— Instruction —
For each line below that contains the string "this", copy that line.

— Items —
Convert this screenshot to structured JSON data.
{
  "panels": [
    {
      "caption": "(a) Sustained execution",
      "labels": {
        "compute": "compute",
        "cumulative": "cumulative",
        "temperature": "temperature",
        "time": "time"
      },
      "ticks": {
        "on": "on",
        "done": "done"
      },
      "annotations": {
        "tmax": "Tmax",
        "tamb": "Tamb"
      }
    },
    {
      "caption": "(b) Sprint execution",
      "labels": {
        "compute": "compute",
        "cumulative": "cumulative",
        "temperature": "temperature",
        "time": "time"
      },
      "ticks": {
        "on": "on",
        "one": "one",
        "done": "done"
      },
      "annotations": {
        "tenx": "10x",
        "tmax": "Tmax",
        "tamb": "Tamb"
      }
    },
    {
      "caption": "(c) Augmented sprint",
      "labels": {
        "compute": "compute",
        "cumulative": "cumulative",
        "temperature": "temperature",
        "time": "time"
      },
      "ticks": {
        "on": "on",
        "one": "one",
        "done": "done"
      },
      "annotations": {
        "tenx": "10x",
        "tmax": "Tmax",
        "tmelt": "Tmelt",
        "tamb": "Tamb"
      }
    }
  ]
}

---

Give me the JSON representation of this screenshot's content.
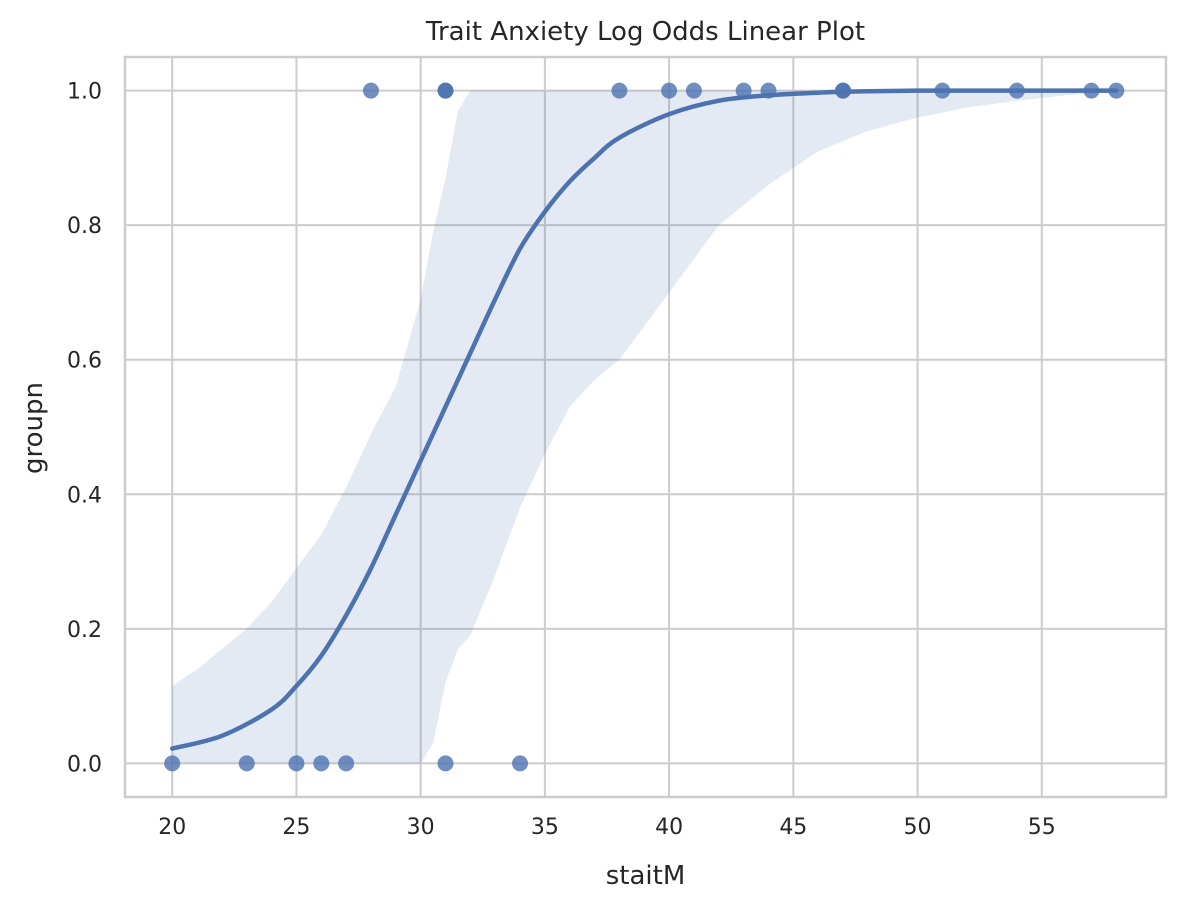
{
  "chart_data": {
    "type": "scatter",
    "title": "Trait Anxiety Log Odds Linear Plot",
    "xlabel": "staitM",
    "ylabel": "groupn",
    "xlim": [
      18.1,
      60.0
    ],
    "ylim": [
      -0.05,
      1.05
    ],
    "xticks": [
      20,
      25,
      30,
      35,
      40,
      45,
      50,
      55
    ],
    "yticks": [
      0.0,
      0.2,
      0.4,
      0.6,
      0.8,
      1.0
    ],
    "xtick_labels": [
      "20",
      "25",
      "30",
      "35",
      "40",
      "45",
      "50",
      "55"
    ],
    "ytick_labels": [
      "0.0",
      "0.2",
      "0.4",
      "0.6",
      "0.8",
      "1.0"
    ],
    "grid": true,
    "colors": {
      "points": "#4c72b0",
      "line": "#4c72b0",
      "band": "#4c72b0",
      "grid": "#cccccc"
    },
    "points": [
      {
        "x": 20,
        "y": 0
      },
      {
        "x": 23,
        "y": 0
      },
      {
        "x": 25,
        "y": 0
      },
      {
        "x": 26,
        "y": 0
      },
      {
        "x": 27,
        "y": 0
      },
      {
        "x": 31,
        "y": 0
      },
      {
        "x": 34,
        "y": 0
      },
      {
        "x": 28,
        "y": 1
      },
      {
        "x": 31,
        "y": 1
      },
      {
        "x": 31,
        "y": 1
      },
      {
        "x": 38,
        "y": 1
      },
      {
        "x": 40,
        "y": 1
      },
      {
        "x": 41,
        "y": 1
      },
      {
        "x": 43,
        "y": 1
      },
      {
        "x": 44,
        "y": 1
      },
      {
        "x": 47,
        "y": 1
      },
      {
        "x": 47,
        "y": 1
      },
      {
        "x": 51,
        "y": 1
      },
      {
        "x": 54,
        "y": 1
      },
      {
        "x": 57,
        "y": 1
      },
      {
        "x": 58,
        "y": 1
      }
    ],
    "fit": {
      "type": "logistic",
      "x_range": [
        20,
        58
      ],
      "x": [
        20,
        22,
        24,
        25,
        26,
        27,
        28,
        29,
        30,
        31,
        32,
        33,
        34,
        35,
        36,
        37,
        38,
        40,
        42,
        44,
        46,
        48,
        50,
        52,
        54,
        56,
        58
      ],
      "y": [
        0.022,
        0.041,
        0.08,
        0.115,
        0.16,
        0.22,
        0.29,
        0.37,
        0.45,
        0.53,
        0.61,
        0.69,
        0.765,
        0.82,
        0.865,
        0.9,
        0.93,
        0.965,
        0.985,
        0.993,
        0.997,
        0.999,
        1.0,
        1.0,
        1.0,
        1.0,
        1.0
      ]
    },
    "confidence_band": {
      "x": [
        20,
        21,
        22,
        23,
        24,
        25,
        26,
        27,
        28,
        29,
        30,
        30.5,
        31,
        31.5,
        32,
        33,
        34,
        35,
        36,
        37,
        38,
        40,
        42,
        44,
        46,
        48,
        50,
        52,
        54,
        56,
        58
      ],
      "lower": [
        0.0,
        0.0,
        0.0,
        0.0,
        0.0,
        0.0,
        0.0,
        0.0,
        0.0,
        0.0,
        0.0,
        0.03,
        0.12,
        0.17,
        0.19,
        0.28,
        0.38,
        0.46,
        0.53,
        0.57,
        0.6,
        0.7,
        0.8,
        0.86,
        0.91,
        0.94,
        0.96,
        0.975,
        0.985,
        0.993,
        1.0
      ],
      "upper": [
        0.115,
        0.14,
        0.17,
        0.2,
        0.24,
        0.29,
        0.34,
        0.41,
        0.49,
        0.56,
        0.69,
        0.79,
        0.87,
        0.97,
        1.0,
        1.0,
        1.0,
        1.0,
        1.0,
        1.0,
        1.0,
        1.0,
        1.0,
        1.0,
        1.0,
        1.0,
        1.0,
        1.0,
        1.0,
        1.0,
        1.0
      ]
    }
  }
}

— The completed task —
Convert this screenshot to structured JSON data.
Give me the JSON representation of this screenshot's content.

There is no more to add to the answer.